** Start of DOCUMENT TEXT **
Drew: Mapzen is a startup, about three years old at this time, and our mandate is to build all the pieces of a stack that developers would need to power their own applications for the web or mobile devices. We’re part of Samsung’s accelerator program. Samsung has been working over the past few years in the U.S. to fund or work with startups that are pursuing new approaches to software. Samsung has many strengths across the range of hardware and components and the many parts of the company are now getting more creative at how to build interesting new pieces of software, applications, and experiences. Mapzen operates independently. We work with a number of other corporate partners, so it’s a unique combination. It means that we can be building software and data projects fully in the open so that they can be used by any number of our corporate partners as well as hobbyists and smaller developers and startups that are looking for this kind of tooling.

I’ll also add that the geo-world is big. Open-source and open data solve a lot of problems but at the same time there still is some real value in super-polished, super-targeted experiences like Google’s and Apple’s and Microsoft’s and Esri’s. Mapzen’s motto is start where you are.” We are trying to meet developers where they are and it means we can do a lot more work together but it may not be as polished or fulfill the same exact needs as proprietary approaches.

How does Transitland help support scale and make transit data more seamless?

Aaron: I’m hearing that it’s not your goal to do everything and be all things to all people. Transitland is aiming to fill some gaps and overcome some barriers. What are those gaps and barriers? What are the specific barriers to the proliferation of transit information apps right now, or rather, what are the barriers to developing novel and improved functions and apps?

Drew: I think a lot of the challenges we’re trying to address with Transitland come from situations where you want to work with more than one GTFS feed at a time. With Transitland we have worked with a number of research groups and organizations to figure out what we call the Onestop ID scheme. It’s an experimental approach for merging and identifying stop locations that are served by multiple transit operators and giving globally unique ID’s to feeds, stop locations, routes and some of the other aspects that the GTFS datasets that are currently only unique in the context of one feed. Things get more involved when you want to bring together multiple or hundreds or thousands of feeds. Transitland helps with this. To get an idea of the sort of magnitude of effort we need to help support, Google currently reports that transit information for 18,000 cities in the world is available in Google Maps.
** End of DOCUMENT TEXT **
** Start of DATA ROWS **
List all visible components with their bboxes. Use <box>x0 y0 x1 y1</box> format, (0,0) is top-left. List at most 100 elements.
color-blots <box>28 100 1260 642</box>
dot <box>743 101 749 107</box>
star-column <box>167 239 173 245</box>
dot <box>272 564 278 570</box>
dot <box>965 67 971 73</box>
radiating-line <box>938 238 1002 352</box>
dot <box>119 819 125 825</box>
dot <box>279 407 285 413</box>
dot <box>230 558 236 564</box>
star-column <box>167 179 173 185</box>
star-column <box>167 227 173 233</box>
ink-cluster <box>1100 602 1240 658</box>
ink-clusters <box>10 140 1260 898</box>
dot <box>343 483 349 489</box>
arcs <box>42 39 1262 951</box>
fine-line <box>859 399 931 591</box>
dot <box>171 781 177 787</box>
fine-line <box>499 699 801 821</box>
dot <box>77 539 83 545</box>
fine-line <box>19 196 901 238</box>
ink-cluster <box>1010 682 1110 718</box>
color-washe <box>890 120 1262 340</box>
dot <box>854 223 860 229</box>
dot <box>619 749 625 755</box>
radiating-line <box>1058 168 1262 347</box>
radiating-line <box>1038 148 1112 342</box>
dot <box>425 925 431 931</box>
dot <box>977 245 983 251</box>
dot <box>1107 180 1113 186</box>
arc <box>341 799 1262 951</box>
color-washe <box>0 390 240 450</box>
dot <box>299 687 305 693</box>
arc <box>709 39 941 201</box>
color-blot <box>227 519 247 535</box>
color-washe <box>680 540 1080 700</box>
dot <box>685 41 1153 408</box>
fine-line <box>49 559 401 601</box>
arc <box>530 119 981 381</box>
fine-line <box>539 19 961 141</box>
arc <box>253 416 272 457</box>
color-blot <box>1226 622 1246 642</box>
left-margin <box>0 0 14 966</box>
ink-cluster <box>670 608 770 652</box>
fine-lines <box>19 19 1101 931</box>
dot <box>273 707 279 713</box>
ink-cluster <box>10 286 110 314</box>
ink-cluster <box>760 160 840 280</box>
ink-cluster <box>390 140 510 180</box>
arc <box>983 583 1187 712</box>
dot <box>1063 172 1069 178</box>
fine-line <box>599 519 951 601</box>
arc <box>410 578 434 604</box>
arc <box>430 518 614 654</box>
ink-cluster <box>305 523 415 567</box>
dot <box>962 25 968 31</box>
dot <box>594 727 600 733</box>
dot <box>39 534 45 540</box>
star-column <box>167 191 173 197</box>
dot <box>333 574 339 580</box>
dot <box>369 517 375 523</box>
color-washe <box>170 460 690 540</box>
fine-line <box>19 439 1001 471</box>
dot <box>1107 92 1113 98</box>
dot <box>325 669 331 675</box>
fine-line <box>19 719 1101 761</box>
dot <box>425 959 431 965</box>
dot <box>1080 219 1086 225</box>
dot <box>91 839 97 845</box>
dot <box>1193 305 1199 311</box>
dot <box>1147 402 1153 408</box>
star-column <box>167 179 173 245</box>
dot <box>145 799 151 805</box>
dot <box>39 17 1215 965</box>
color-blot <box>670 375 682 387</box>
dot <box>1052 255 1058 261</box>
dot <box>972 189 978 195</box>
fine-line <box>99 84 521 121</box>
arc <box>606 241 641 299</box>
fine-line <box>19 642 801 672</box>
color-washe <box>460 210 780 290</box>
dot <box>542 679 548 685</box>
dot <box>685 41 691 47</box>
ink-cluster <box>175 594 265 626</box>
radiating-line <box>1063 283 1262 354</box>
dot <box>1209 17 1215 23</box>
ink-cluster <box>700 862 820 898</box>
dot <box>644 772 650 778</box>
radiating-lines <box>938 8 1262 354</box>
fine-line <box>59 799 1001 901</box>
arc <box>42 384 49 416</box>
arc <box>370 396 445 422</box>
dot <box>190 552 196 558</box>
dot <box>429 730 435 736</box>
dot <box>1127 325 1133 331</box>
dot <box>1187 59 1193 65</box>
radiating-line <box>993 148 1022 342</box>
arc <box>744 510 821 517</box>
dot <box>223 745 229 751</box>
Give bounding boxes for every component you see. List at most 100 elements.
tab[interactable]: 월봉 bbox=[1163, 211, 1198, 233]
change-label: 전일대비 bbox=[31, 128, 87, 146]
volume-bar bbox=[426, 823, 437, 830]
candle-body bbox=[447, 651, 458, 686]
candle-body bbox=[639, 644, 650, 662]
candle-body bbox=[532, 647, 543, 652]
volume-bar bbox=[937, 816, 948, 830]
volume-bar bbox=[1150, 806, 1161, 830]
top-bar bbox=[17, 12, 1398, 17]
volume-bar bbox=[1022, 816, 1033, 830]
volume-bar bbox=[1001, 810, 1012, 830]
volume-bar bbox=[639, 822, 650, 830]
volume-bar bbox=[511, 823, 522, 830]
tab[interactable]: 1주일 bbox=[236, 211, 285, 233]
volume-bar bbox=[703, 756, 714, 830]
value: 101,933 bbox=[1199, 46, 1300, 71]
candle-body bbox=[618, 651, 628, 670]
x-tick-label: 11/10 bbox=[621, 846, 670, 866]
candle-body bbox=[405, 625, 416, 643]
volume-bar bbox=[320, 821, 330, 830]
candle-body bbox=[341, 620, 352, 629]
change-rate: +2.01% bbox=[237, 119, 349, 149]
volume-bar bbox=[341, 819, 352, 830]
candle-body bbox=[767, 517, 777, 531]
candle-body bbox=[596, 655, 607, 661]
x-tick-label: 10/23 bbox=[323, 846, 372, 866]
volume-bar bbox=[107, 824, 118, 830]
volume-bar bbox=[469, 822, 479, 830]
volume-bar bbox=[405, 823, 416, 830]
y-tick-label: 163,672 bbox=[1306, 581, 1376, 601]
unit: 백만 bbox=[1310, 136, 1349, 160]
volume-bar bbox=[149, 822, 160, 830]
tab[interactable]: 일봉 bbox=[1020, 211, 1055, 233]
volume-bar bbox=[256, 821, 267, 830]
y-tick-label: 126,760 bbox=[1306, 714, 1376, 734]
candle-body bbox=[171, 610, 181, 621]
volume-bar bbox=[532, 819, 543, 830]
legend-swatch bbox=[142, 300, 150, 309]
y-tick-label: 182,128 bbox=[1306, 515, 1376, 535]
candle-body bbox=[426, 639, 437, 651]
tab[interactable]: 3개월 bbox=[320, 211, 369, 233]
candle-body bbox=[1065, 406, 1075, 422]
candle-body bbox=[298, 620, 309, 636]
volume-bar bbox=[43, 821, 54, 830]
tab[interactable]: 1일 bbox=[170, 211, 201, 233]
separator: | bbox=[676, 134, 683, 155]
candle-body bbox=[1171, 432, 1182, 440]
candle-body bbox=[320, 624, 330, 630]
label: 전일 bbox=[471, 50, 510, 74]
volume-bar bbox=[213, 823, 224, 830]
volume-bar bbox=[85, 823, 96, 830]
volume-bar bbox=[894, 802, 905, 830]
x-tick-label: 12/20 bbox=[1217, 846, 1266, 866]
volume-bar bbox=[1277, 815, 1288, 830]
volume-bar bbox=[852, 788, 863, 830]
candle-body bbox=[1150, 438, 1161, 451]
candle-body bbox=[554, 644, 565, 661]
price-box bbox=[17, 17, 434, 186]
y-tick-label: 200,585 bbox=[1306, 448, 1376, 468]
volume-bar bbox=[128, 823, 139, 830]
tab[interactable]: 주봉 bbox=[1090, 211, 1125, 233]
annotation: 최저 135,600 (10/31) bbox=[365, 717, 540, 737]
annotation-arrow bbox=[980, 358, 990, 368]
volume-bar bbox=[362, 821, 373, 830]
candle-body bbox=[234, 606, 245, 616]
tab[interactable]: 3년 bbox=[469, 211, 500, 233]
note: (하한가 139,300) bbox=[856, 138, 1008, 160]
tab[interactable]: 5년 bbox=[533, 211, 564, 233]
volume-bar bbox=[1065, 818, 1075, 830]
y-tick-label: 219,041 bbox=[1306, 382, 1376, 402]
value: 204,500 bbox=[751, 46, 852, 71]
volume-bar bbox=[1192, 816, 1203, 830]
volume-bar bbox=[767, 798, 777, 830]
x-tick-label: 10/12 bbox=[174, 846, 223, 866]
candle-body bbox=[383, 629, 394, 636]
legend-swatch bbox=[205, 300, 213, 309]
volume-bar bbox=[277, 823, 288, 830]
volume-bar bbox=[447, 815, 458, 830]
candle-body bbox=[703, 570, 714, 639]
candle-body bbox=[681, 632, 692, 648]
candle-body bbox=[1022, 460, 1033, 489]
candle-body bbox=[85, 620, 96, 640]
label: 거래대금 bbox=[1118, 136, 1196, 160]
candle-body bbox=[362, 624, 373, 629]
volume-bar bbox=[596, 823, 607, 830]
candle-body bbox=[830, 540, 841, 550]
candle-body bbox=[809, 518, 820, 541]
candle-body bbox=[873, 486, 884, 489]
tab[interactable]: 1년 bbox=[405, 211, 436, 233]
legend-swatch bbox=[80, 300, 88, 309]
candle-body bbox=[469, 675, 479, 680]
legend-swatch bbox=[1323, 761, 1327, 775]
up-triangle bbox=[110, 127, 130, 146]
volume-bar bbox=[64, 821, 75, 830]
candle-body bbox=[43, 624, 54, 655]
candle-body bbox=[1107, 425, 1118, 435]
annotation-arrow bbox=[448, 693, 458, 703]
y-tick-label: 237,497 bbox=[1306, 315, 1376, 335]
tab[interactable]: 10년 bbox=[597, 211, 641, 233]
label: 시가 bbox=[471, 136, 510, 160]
** End of DATA ROWS **
** Start of DATA ROWS **
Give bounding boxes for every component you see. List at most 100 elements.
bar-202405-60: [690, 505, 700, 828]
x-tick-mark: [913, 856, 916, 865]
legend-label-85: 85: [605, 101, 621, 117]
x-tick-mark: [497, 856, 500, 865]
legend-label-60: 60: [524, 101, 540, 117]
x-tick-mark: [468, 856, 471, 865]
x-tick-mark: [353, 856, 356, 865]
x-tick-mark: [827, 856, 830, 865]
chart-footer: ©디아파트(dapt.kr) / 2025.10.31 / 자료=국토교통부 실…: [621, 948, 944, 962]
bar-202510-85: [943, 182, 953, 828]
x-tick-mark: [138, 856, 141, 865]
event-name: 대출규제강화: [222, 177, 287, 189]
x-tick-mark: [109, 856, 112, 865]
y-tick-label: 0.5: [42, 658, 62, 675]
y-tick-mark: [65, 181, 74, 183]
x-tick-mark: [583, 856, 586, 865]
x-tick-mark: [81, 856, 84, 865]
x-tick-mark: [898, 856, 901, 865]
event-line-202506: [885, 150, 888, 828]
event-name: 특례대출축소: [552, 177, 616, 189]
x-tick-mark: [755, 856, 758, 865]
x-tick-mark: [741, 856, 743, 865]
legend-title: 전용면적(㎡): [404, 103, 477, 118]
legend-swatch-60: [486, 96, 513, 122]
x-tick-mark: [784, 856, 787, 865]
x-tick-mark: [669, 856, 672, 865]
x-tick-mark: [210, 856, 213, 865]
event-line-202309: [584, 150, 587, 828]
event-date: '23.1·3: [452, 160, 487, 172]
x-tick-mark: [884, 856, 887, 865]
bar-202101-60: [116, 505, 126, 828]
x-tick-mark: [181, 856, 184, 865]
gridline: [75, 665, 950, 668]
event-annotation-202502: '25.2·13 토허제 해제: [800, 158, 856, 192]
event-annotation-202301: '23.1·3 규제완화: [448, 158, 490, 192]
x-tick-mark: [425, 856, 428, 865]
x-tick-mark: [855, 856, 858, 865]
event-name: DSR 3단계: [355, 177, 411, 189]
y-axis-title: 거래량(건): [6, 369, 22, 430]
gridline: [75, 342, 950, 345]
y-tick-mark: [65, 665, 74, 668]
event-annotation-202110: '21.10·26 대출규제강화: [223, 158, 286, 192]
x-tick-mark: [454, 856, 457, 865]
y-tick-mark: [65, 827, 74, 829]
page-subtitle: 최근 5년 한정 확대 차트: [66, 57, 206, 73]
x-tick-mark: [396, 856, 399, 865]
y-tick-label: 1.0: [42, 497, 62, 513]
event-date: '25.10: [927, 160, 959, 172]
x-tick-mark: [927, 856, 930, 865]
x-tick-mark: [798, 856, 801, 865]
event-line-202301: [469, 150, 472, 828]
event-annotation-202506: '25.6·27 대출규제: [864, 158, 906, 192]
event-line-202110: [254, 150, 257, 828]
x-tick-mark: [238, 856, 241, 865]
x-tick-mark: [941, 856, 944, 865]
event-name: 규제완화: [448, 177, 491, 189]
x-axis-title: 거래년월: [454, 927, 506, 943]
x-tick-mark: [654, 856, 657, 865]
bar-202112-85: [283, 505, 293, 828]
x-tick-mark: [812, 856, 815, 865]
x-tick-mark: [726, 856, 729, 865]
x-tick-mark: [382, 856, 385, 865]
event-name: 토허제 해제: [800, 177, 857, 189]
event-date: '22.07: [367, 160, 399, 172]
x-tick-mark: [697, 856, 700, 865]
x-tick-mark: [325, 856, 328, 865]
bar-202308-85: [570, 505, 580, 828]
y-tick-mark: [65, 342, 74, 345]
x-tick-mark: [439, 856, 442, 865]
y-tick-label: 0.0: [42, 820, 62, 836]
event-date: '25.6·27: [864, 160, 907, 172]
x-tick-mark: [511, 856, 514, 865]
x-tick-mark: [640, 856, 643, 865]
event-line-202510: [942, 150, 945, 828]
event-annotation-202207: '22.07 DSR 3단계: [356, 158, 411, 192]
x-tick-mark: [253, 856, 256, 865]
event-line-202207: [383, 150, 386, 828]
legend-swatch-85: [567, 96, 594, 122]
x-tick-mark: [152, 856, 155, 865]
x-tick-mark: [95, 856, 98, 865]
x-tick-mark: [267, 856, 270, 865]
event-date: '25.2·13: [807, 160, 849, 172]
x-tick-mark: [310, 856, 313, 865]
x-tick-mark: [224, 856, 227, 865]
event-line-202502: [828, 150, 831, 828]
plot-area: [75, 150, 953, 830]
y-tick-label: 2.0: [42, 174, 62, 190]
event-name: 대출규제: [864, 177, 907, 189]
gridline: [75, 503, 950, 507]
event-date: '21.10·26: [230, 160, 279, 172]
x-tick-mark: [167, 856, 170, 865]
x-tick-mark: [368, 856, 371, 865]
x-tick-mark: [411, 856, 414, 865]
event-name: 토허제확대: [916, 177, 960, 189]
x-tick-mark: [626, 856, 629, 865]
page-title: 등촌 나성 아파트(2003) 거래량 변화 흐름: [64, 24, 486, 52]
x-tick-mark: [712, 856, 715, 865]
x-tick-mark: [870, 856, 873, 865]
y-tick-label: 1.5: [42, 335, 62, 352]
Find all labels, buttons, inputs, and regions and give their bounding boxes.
** End of DATA ROWS **
**TASK OBJECTIVE:** Please transcribe the Transitland interview from "I’ll also add" to "as proprietary approaches.". Rely only on the Transitland interview, not on the data.

**TASK ANSWER:**
I’ll also add that the geo-world is big. Open-source and open data solve a lot of problems but at the same time there still is some real value in super-polished, super-targeted experiences like Google’s and Apple’s and Microsoft’s and Esri’s. Mapzen’s motto is start where you are.” We are trying to meet developers where they are and it means we can do a lot more work together but it may not be as polished or fulfill the same exact needs as proprietary approaches.